In the data below, find each line containing the string "plate" and return it.

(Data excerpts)
<<<<

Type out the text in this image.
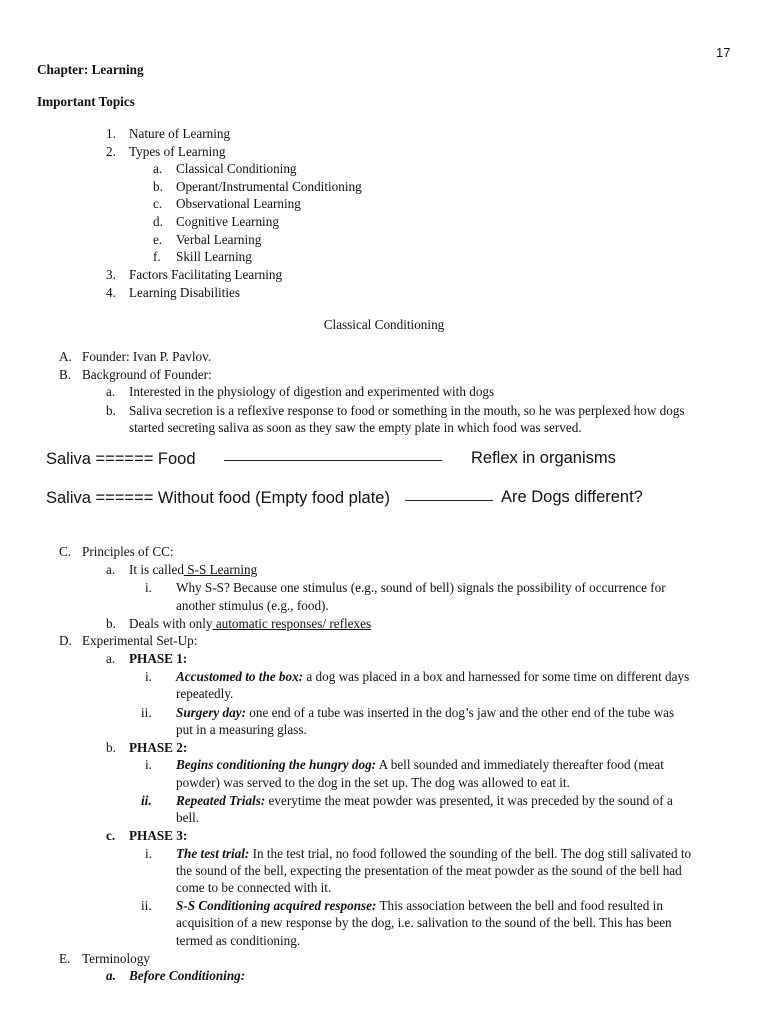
17
Chapter: Learning
Important Topics
1. Nature of Learning
2. Types of Learning
a. Classical Conditioning
b. Operant/Instrumental Conditioning
c. Observational Learning
d. Cognitive Learning
e. Verbal Learning
f. Skill Learning
3. Factors Facilitating Learning
4. Learning Disabilities
Classical Conditioning
A. Founder: Ivan P. Pavlov.
B. Background of Founder:
a. Interested in the physiology of digestion and experimented with dogs
b. Saliva secretion is a reflexive response to food or something in the mouth, so he was perplexed how dogs
started secreting saliva as soon as they saw the empty plate in which food was served.
Saliva ====== Food	Reflex in organisms
Saliva ====== Without food (Empty food plate)	Are Dogs different?
C. Principles of CC:
a. It is called S-S Learning
i. Why S-S? Because one stimulus (e.g., sound of bell) signals the possibility of occurrence for
another stimulus (e.g., food).
b. Deals with only automatic responses/ reflexes
D. Experimental Set-Up:
a. PHASE 1:
i. Accustomed to the box: a dog was placed in a box and harnessed for some time on different days
repeatedly.
ii. Surgery day: one end of a tube was inserted in the dog’s jaw and the other end of the tube was
put in a measuring glass.
b. PHASE 2:
i. Begins conditioning the hungry dog: A bell sounded and immediately thereafter food (meat
powder) was served to the dog in the set up. The dog was allowed to eat it.
ii. Repeated Trials: everytime the meat powder was presented, it was preceded by the sound of a
bell.
c. PHASE 3:
i. The test trial: In the test trial, no food followed the sounding of the bell. The dog still salivated to
the sound of the bell, expecting the presentation of the meat powder as the sound of the bell had
come to be connected with it.
ii. S-S Conditioning acquired response: This association between the bell and food resulted in
acquisition of a new response by the dog, i.e. salivation to the sound of the bell. This has been
termed as conditioning.
E. Terminology
a. Before Conditioning:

>>>>

▶ [Problem solution]
started secreting saliva as soon as they saw the empty plate in which food was served.
Saliva ====== Without food (Empty food plate)	Are Dogs different?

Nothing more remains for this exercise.